▽

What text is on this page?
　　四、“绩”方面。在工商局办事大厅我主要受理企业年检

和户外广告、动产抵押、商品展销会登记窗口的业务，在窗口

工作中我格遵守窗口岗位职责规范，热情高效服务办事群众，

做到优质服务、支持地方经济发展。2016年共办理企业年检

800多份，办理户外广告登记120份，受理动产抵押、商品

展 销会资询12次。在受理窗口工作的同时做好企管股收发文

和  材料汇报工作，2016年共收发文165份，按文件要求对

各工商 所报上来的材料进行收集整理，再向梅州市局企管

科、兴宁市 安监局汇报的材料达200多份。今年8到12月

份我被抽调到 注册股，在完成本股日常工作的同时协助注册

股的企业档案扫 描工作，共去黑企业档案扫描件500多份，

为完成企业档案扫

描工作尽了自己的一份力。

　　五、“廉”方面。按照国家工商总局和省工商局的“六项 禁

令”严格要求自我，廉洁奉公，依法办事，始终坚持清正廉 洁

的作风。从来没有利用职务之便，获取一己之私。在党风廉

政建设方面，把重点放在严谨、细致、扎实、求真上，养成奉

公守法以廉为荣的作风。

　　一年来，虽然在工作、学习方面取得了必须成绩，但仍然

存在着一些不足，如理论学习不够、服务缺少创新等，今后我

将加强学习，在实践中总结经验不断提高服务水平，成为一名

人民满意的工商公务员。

△

Set down every record above exactly as given.

What text is on this page?
　　四、“绩”方面。在工商局办事大厅我主要受理企业年检

和户外广告、动产抵押、商品展销会登记窗口的业务，在窗口

工作中我格遵守窗口岗位职责规范，热情高效服务办事群众，

做到优质服务、支持地方经济发展。2016年共办理企业年检

800多份，办理户外广告登记120份，受理动产抵押、商品

展 销会资询12次。在受理窗口工作的同时做好企管股收发文

和  材料汇报工作，2016年共收发文165份，按文件要求对

各工商 所报上来的材料进行收集整理，再向梅州市局企管

科、兴宁市 安监局汇报的材料达200多份。今年8到12月

份我被抽调到 注册股，在完成本股日常工作的同时协助注册

股的企业档案扫 描工作，共去黑企业档案扫描件500多份，

为完成企业档案扫

描工作尽了自己的一份力。

　　五、“廉”方面。按照国家工商总局和省工商局的“六项 禁

令”严格要求自我，廉洁奉公，依法办事，始终坚持清正廉 洁

的作风。从来没有利用职务之便，获取一己之私。在党风廉

政建设方面，把重点放在严谨、细致、扎实、求真上，养成奉

公守法以廉为荣的作风。

　　一年来，虽然在工作、学习方面取得了必须成绩，但仍然

存在着一些不足，如理论学习不够、服务缺少创新等，今后我

将加强学习，在实践中总结经验不断提高服务水平，成为一名

人民满意的工商公务员。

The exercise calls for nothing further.